## Given request
Find all lines in the records that include the word "color", and copy them out.

## Given data
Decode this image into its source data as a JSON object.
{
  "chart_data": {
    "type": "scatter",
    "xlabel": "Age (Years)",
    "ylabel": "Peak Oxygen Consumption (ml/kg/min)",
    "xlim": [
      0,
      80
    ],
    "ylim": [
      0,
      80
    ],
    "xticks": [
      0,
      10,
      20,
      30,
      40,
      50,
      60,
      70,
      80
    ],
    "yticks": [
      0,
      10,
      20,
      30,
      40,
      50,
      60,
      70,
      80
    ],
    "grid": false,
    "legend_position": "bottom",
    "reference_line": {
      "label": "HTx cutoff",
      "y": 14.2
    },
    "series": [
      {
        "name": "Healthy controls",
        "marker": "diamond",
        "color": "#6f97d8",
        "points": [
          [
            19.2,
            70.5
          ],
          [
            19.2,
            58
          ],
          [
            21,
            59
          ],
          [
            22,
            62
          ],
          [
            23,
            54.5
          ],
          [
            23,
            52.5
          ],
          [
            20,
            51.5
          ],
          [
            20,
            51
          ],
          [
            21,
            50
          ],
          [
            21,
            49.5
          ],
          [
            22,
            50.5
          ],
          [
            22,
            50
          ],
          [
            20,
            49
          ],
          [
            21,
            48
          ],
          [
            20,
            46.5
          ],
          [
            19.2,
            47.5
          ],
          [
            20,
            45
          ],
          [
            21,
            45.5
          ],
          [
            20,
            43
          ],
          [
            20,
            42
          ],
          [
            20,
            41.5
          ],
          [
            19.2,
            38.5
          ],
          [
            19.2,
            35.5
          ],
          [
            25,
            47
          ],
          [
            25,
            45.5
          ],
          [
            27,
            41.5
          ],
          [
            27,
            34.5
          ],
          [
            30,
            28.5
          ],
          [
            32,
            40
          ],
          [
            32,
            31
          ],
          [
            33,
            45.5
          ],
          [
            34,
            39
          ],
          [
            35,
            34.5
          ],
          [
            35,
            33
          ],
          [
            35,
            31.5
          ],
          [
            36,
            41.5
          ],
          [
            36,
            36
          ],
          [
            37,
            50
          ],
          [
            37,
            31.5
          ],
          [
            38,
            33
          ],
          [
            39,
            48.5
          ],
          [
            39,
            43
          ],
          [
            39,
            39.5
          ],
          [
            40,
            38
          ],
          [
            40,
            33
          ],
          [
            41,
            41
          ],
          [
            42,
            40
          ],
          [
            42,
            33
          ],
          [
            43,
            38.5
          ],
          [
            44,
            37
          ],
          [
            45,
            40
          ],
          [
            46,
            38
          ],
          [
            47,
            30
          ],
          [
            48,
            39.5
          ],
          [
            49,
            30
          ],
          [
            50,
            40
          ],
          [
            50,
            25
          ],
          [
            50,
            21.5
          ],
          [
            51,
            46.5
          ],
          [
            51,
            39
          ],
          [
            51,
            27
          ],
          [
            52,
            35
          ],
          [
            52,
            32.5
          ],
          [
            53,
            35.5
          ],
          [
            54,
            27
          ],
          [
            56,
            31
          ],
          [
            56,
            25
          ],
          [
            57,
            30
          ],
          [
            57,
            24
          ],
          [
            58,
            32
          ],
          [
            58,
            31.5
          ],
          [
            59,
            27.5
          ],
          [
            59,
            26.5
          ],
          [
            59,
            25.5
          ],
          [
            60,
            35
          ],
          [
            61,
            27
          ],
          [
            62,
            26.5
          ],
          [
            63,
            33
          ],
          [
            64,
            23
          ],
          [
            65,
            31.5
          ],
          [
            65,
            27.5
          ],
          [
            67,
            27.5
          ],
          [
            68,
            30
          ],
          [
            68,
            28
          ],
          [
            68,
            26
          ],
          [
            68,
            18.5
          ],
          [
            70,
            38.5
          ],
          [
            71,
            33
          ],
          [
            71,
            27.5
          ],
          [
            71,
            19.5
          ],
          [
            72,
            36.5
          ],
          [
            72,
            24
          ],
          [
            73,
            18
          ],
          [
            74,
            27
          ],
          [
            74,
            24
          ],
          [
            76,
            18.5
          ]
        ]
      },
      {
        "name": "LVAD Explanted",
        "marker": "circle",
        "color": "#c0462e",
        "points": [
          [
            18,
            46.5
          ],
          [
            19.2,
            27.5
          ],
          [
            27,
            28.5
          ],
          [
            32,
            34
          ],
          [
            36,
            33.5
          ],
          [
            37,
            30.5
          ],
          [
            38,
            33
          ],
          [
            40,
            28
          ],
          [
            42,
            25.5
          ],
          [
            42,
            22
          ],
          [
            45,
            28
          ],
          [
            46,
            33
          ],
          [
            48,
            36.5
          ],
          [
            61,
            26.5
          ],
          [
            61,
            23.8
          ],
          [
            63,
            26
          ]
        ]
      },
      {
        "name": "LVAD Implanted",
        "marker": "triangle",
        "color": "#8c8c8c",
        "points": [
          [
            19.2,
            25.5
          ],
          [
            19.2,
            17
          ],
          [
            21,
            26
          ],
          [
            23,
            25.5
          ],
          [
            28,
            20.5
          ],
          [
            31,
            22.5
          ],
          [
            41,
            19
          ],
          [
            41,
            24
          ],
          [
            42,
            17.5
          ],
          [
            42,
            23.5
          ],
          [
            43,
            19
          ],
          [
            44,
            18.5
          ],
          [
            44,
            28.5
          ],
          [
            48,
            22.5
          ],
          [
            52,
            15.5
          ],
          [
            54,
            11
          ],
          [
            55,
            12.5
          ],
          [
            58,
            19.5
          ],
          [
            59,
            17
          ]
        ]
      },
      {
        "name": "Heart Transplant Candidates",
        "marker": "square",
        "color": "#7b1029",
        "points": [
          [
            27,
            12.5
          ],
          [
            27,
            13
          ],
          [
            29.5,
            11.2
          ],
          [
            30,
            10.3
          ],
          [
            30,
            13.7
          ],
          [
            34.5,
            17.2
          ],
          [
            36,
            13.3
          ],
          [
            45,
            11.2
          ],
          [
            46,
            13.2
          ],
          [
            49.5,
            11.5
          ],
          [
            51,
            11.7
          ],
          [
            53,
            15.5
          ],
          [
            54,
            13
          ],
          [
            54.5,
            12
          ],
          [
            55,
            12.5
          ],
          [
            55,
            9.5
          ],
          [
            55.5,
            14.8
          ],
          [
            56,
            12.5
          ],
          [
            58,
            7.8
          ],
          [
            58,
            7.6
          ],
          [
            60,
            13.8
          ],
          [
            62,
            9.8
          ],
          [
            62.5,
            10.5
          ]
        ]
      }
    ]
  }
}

## Final answer
        "color": "#6f97d8",
        "color": "#c0462e",
        "color": "#8c8c8c",
        "color": "#7b1029",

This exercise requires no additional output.